▸ Instructions to follow: Every entry below should be repeated exactly; the pictures should not.

▸ Supplied entries:

>>>

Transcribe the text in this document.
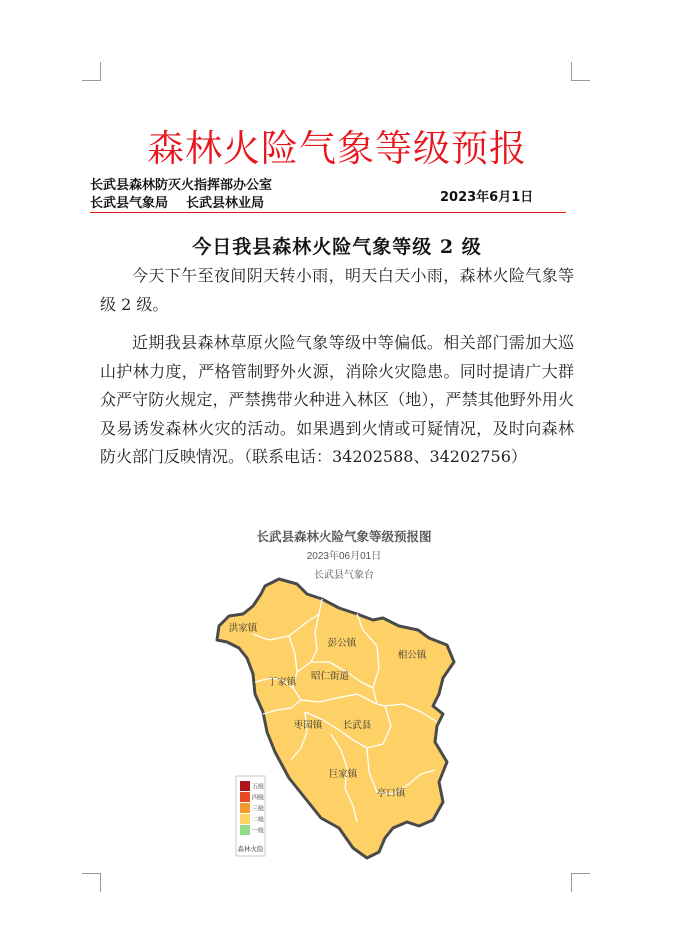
森林火险气象等级预报
长武县森林防灭火指挥部办公室
长武县气象局 长武县林业局	2023年6月1日
今日我县森林火险气象等级 2 级

今天下午至夜间阴天转小雨，明天白天小雨，森林火险气象等级 2 级。

近期我县森林草原火险气象等级中等偏低。相关部门需加大巡山护林力度，严格管制野外火源，消除火灾隐患。同时提请广大群众严守防火规定，严禁携带火种进入林区（地），严禁其他野外用火及易诱发森林火灾的活动。如果遇到火情或可疑情况，及时向森林防火部门反映情况。（联系电话：34202588、34202756）

长武县森林火险气象等级预报图
2023年06月01日
长武县气象台
洪家镇
彭公镇
相公镇
昭仁街道
丁家镇
枣园镇 长武县
巨家镇
亭口镇
五级
四级
三级
二级
一级
森林火险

<<<

▸ Complete answer:
Transcribe the text in this document.
森林火险气象等级预报
长武县森林防灭火指挥部办公室
长武县气象局 长武县林业局	2023年6月1日
今日我县森林火险气象等级 2 级

今天下午至夜间阴天转小雨，明天白天小雨，森林火险气象等级 2 级。

近期我县森林草原火险气象等级中等偏低。相关部门需加大巡山护林力度，严格管制野外火源，消除火灾隐患。同时提请广大群众严守防火规定，严禁携带火种进入林区（地），严禁其他野外用火及易诱发森林火灾的活动。如果遇到火情或可疑情况，及时向森林防火部门反映情况。（联系电话：34202588、34202756）

长武县森林火险气象等级预报图
2023年06月01日
长武县气象台
洪家镇
彭公镇
相公镇
昭仁街道
丁家镇
枣园镇 长武县
巨家镇
亭口镇
五级
四级
三级
二级
一级
森林火险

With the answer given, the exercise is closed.